**Short task**
Copy out every line containing the word "Romitan".

**Listing**
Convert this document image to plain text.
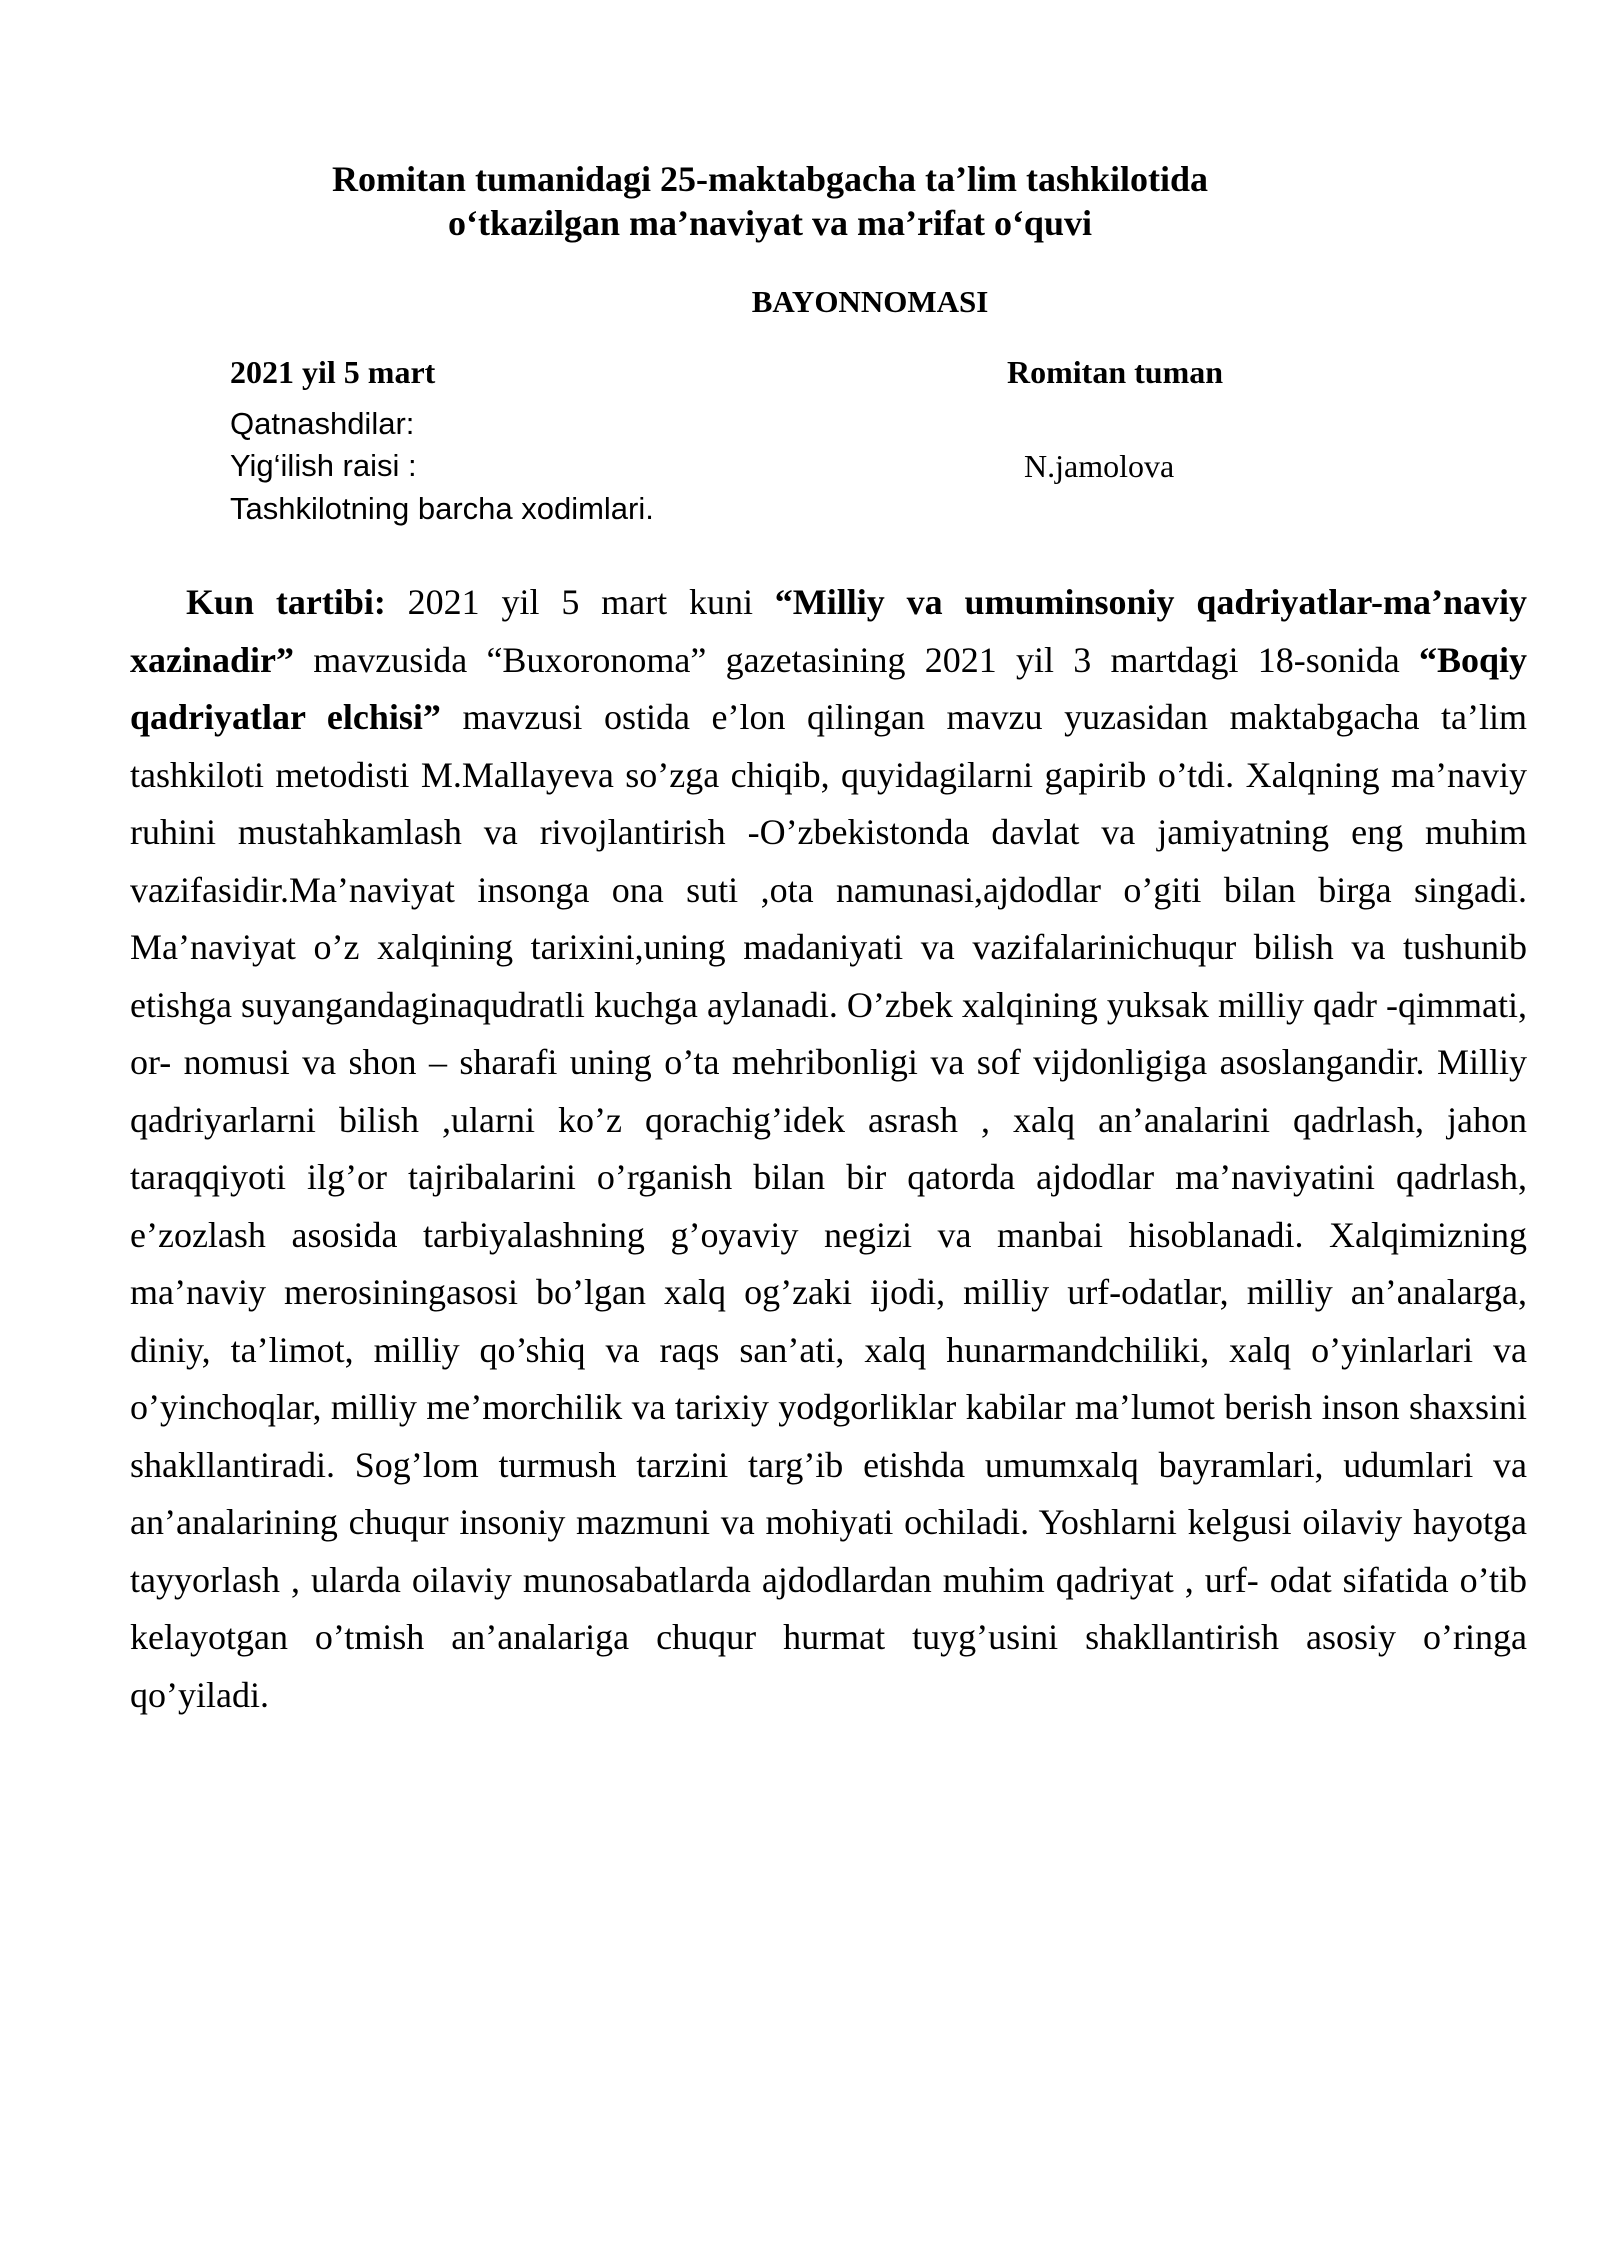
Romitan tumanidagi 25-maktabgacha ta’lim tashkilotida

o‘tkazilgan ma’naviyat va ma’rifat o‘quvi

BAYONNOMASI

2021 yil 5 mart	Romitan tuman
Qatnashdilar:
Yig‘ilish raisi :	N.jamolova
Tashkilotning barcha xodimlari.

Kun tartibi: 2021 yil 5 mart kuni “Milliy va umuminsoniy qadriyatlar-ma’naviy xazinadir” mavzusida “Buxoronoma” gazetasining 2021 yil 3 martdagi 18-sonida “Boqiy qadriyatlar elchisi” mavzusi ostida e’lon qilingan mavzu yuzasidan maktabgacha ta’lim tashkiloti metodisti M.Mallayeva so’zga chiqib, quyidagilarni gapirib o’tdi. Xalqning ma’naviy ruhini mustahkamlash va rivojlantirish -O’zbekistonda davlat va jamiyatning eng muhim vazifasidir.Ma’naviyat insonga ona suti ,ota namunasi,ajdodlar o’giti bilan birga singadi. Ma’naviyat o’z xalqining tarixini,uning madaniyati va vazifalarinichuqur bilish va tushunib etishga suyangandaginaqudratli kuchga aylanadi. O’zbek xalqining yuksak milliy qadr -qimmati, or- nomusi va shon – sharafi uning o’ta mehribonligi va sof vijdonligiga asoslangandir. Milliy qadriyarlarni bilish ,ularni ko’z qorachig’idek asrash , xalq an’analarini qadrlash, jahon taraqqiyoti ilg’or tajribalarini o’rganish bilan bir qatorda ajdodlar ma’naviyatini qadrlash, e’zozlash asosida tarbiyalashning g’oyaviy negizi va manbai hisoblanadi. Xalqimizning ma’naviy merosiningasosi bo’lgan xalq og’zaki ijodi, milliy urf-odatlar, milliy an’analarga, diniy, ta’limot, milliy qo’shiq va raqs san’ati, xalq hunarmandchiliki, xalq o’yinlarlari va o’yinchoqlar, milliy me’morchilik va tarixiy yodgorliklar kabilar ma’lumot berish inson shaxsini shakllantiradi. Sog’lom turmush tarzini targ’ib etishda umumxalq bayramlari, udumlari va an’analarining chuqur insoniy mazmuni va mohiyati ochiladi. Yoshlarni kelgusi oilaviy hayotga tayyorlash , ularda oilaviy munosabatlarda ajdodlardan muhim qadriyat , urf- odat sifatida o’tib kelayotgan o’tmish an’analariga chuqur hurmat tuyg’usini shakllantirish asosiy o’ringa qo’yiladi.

**The answer**
Romitan tumanidagi 25-maktabgacha ta’lim tashkilotida
2021 yil 5 mart	Romitan tuman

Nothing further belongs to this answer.